-- BEGIN --
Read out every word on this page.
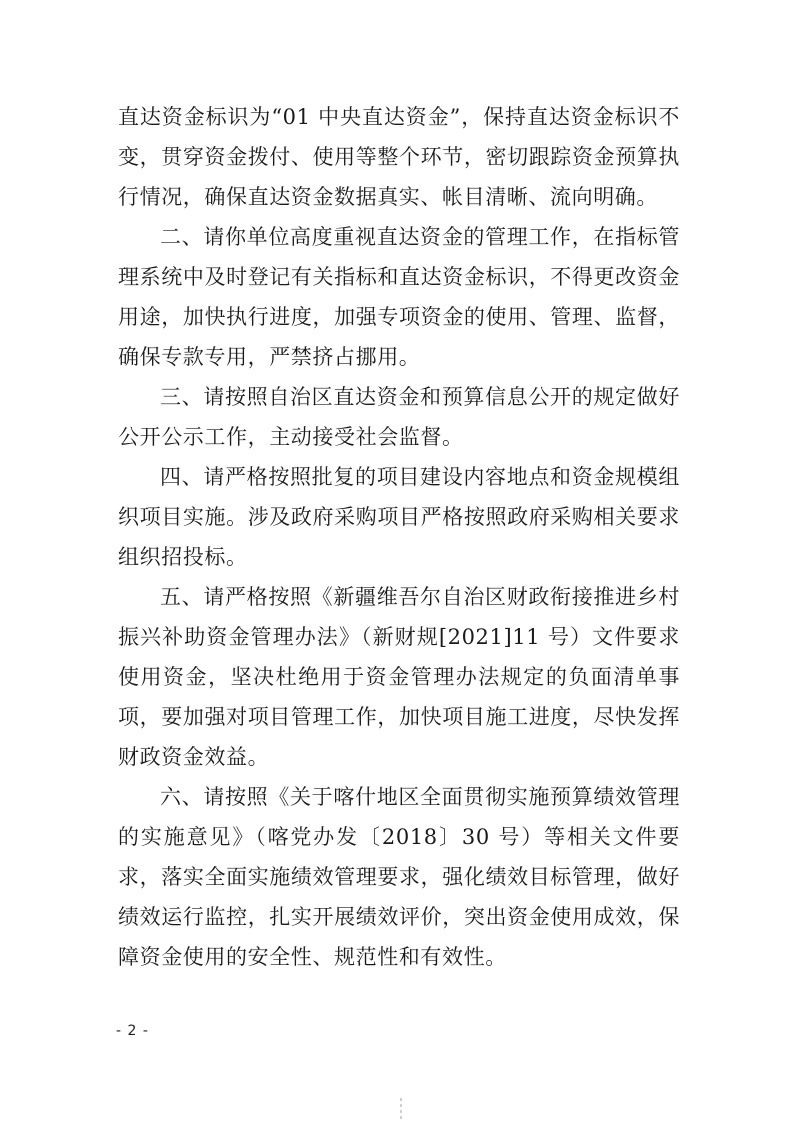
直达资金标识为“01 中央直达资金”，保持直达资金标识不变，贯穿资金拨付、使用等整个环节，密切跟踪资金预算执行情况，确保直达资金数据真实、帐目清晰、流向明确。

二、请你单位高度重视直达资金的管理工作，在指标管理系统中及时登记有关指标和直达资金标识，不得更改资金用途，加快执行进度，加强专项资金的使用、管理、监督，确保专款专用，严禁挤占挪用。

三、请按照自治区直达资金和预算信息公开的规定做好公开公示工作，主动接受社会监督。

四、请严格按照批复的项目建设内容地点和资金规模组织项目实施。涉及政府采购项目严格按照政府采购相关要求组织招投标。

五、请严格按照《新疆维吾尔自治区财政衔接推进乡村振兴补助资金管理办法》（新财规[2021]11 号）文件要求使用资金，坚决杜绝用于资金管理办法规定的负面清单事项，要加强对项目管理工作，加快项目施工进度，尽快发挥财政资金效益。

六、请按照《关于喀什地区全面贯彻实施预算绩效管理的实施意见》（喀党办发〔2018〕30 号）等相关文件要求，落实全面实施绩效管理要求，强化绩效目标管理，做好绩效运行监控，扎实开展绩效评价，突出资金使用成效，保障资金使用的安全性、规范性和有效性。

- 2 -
-- END --
-- BEGIN --
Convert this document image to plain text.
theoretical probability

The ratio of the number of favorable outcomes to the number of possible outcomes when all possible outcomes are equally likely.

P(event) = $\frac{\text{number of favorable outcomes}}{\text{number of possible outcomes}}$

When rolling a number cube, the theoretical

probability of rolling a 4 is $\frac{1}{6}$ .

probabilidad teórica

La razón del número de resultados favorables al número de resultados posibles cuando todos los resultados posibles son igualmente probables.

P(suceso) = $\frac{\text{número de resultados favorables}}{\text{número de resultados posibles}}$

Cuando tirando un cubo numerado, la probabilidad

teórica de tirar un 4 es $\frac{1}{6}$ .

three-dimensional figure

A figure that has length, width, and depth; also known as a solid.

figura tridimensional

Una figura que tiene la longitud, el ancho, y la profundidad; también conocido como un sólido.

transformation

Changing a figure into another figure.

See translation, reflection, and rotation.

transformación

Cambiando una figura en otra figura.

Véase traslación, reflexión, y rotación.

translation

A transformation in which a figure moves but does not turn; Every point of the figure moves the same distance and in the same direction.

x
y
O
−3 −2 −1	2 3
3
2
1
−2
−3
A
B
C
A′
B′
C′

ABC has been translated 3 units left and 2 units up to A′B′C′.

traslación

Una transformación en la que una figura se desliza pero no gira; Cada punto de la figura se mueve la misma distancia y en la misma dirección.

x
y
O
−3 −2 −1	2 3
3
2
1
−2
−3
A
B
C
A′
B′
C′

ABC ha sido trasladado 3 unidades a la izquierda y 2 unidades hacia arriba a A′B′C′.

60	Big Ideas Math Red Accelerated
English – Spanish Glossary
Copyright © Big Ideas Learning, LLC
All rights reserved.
-- END --
=== What to do ===
Count every line of the records that holds the string "probabilidad". Write only the total.

=== Expected output ===
2